WHAT IS ASKED.
Count how many lines contain the word "name". Respond with the number alone.

Dataset entries on figures:

==*==

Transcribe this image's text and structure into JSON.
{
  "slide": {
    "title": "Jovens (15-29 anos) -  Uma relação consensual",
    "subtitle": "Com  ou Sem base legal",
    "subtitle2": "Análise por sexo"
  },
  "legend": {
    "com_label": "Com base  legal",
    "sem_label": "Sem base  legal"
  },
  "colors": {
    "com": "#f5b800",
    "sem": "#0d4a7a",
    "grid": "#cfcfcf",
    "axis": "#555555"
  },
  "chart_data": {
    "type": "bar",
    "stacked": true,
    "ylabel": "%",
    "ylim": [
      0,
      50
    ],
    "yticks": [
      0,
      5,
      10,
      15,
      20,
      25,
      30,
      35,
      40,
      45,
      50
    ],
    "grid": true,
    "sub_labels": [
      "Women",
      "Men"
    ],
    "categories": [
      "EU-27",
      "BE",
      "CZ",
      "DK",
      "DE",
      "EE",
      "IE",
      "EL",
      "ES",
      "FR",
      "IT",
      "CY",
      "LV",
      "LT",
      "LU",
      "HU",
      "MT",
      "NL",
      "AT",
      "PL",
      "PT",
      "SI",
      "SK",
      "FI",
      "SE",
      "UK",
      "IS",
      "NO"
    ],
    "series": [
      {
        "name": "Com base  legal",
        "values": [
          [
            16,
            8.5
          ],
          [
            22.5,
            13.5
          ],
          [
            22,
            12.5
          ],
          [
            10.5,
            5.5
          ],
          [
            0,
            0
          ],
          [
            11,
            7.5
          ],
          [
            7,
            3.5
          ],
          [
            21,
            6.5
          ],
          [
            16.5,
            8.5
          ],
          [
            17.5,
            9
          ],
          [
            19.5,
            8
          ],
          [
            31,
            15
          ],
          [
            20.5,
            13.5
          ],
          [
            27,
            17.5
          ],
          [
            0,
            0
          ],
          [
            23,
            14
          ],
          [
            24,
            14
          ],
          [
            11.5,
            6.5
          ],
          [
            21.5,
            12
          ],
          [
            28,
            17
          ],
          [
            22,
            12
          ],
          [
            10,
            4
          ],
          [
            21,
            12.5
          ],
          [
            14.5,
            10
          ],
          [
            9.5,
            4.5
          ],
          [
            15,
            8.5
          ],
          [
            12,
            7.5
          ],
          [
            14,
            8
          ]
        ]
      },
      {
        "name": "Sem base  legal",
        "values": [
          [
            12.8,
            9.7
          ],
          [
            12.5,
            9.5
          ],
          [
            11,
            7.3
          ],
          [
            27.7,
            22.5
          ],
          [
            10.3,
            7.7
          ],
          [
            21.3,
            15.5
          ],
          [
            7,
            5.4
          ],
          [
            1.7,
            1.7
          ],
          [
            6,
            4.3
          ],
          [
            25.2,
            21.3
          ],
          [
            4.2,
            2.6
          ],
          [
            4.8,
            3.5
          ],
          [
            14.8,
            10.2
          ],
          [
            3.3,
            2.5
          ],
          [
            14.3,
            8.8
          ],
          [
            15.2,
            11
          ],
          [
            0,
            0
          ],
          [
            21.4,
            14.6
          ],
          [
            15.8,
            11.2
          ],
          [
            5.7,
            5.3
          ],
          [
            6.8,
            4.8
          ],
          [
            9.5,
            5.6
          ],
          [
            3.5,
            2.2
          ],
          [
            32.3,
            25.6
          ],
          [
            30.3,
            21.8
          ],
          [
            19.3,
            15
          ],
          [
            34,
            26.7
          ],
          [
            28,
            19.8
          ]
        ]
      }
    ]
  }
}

==*==

THE RESULT.
2